Stored data
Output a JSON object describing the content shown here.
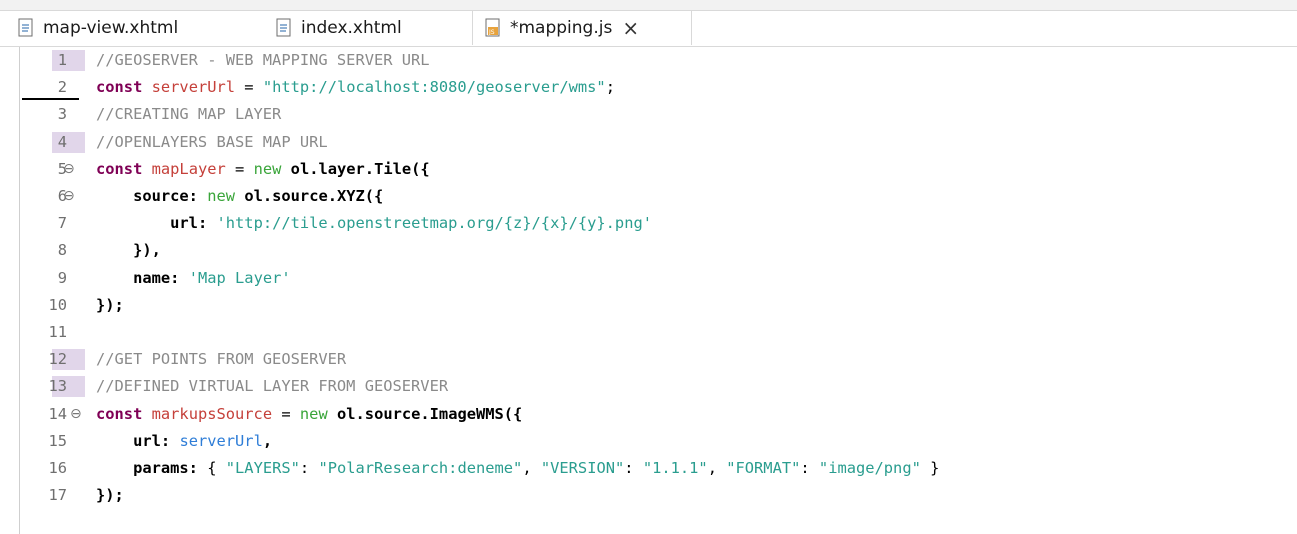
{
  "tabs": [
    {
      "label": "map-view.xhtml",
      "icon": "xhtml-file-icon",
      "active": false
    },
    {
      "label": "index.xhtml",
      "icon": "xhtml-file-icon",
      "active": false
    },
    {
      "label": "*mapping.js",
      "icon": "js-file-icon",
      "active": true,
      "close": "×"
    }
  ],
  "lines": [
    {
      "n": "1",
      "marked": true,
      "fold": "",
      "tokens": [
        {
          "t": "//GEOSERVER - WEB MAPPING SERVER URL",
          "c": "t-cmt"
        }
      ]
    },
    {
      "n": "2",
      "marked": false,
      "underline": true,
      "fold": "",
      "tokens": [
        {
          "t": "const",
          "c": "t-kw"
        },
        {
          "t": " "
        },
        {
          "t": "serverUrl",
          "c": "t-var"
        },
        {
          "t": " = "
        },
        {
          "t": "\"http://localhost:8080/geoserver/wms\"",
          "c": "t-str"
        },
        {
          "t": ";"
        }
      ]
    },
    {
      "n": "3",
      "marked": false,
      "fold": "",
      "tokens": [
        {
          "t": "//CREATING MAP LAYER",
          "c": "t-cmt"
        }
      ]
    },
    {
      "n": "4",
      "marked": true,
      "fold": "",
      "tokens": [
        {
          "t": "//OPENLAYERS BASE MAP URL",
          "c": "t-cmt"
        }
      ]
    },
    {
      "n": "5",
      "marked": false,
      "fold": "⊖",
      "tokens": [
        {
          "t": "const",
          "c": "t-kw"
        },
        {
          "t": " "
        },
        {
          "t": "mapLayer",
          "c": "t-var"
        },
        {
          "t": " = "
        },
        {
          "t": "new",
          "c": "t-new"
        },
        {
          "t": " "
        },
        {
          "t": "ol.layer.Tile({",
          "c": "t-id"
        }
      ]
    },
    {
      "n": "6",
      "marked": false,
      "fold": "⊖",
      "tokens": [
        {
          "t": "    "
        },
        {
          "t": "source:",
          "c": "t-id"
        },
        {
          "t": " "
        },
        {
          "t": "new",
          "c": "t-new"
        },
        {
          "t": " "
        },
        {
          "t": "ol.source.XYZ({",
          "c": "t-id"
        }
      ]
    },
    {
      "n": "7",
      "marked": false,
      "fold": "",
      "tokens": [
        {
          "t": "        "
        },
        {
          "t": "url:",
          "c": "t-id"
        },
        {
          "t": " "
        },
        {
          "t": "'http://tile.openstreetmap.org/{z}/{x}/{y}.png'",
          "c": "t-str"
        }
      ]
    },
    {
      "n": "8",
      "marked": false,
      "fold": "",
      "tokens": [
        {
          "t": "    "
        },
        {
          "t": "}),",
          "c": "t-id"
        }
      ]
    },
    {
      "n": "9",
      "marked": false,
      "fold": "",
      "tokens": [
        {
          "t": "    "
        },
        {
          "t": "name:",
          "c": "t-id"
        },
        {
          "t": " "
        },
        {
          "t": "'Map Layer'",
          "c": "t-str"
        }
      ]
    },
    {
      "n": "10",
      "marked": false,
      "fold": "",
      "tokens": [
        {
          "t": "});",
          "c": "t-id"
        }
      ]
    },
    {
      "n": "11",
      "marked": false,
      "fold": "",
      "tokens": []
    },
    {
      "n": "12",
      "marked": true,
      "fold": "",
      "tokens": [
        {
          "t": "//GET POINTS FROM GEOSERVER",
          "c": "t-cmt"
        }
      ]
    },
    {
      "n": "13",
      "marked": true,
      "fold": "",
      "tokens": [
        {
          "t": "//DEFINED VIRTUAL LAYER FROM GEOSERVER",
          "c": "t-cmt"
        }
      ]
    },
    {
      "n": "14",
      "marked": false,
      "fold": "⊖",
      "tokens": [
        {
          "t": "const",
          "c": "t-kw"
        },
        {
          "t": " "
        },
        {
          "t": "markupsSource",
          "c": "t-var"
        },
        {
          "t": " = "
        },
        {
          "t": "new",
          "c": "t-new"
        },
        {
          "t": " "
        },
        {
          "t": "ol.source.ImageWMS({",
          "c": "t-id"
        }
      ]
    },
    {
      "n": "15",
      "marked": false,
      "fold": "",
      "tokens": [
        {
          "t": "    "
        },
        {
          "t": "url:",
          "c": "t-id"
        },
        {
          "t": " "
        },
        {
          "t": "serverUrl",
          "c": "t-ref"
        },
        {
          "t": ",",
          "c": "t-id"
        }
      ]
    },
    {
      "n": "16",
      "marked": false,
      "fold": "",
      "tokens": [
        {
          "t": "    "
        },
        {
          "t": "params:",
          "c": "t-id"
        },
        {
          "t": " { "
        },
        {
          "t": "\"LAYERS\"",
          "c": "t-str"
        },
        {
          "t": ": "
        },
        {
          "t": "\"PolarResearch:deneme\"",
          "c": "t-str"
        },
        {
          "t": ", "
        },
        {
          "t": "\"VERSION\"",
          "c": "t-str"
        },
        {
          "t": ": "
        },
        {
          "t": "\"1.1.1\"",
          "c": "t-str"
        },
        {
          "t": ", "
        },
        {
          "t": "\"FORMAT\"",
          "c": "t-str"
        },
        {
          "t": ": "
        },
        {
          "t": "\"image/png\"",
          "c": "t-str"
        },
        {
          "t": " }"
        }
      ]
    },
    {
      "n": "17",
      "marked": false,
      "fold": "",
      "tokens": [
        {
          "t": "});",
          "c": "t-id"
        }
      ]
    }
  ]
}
--
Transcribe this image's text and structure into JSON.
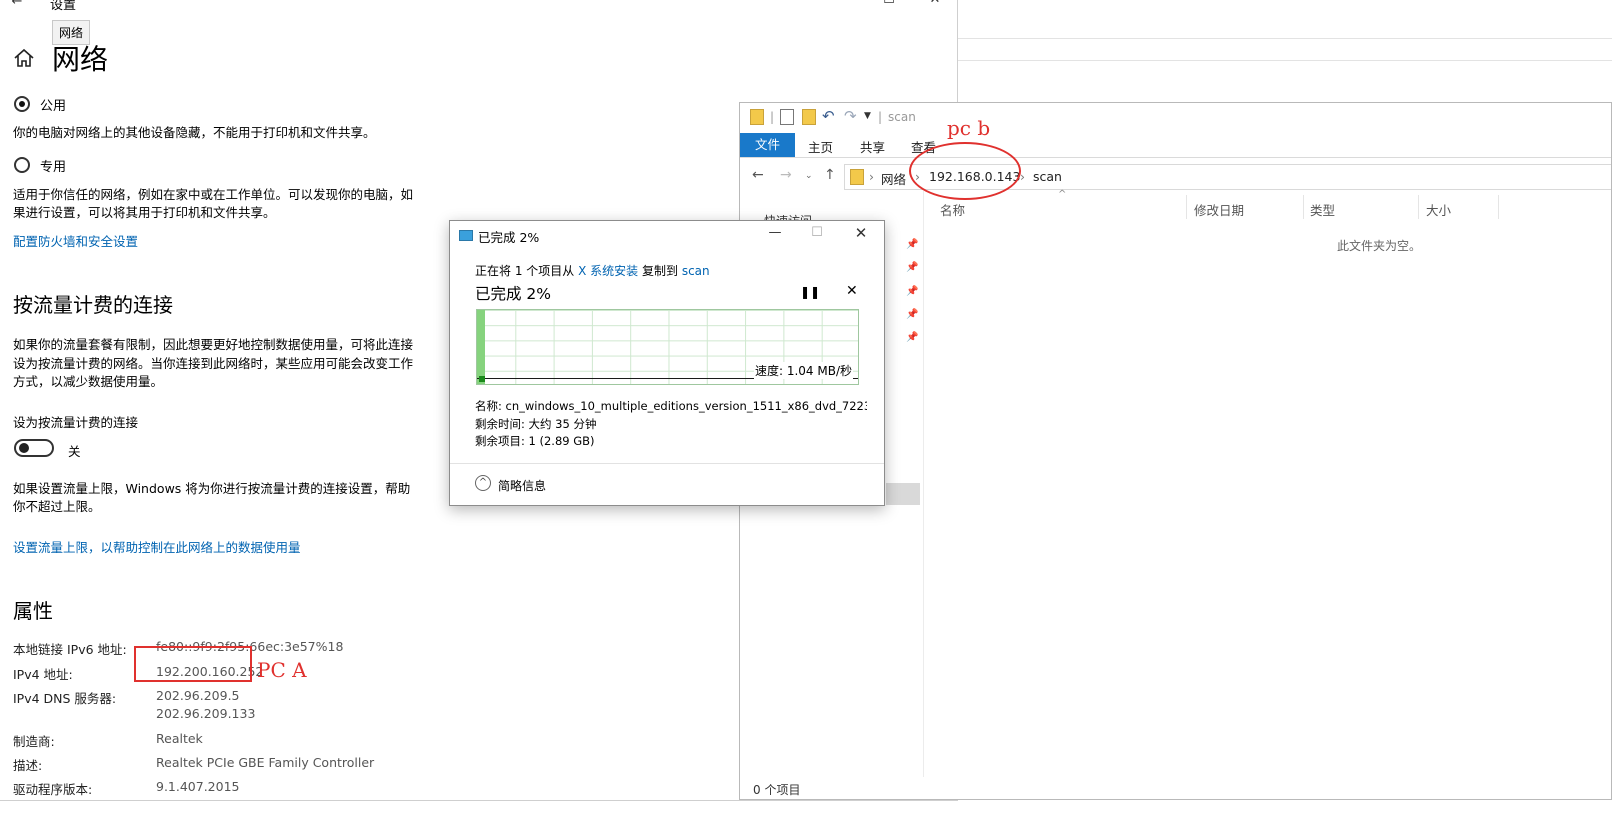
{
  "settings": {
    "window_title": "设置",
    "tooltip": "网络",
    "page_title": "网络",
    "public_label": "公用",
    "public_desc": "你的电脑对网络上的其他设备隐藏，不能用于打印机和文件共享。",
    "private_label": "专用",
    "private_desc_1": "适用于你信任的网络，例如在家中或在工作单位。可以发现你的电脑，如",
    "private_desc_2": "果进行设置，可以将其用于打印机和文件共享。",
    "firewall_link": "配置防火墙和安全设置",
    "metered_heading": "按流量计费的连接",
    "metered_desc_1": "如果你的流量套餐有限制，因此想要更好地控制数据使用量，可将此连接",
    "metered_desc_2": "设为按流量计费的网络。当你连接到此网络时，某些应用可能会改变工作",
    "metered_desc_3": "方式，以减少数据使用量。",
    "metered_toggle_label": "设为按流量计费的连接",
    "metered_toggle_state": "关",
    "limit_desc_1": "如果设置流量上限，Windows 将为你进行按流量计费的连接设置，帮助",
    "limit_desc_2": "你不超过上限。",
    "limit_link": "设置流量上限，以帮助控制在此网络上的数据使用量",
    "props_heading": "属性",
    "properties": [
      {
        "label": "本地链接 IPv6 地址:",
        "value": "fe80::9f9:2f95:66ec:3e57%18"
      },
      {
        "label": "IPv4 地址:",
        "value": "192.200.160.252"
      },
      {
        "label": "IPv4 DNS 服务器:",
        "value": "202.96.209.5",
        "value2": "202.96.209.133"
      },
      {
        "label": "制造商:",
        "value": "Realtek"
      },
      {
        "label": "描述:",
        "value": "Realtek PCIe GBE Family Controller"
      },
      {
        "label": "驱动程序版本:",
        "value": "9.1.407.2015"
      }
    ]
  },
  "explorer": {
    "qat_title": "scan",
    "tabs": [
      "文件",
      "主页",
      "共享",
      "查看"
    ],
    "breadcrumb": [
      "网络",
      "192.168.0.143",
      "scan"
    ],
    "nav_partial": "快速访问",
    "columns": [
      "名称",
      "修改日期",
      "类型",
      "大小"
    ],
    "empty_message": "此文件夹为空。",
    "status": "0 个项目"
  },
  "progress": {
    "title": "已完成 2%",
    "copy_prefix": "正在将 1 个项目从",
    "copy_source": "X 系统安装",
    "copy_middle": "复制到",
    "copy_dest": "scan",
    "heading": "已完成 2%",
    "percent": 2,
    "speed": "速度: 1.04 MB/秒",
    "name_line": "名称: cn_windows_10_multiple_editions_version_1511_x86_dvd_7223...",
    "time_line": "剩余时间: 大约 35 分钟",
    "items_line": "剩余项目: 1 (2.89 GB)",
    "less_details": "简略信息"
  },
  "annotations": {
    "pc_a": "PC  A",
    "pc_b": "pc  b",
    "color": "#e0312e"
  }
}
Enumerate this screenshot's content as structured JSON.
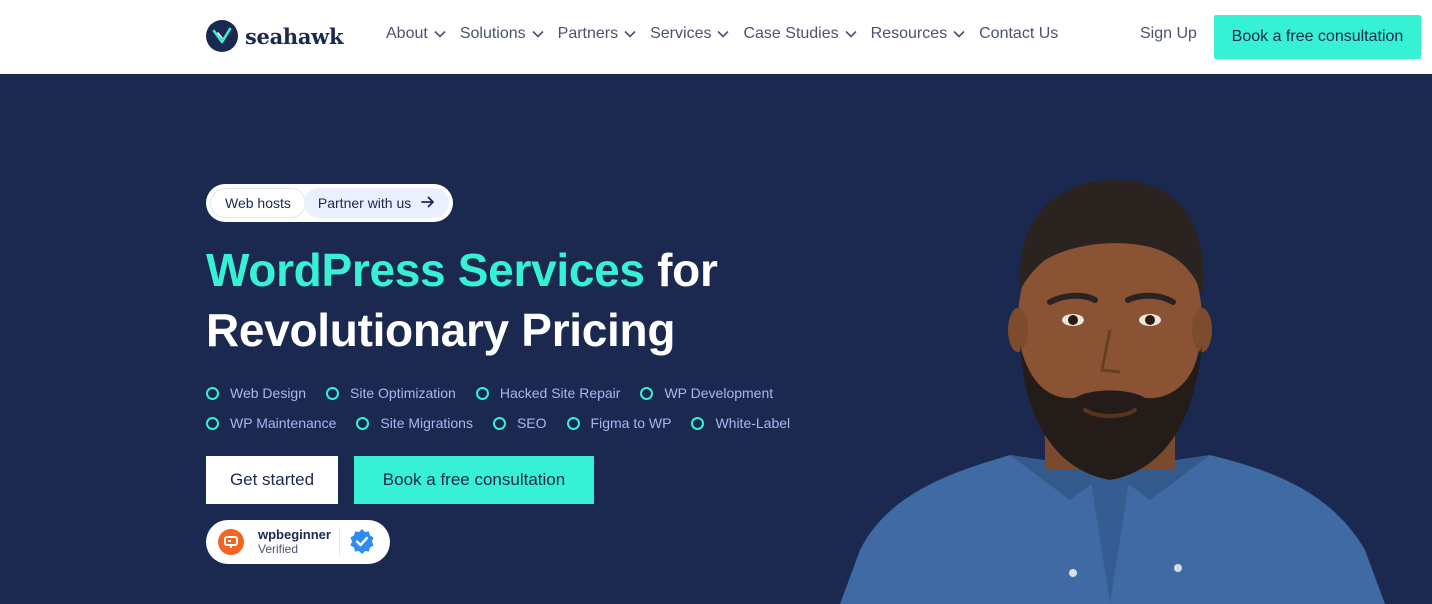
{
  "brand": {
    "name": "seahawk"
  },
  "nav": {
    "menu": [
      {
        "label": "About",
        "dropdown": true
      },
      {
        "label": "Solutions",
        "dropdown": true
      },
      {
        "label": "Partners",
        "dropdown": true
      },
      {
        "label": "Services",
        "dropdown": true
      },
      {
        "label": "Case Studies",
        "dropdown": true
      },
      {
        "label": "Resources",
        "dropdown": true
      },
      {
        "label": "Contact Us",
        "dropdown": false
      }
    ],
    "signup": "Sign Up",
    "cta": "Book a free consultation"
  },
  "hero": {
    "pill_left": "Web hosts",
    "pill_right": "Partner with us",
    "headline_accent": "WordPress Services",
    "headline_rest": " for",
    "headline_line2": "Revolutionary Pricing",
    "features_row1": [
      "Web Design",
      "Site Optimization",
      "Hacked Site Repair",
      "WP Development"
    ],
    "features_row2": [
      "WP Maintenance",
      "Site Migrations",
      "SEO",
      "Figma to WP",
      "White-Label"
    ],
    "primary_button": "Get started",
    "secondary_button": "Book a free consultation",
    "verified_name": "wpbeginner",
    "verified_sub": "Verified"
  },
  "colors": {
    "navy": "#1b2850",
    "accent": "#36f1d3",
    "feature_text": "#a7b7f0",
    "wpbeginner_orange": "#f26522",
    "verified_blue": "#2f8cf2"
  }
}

§ **Written task**
Which lines hold the word "Realtek"? Show each one.

§ **The completed task**
        "value": "Realtek"
        "value": "Realtek PCIe GBE Family Controller"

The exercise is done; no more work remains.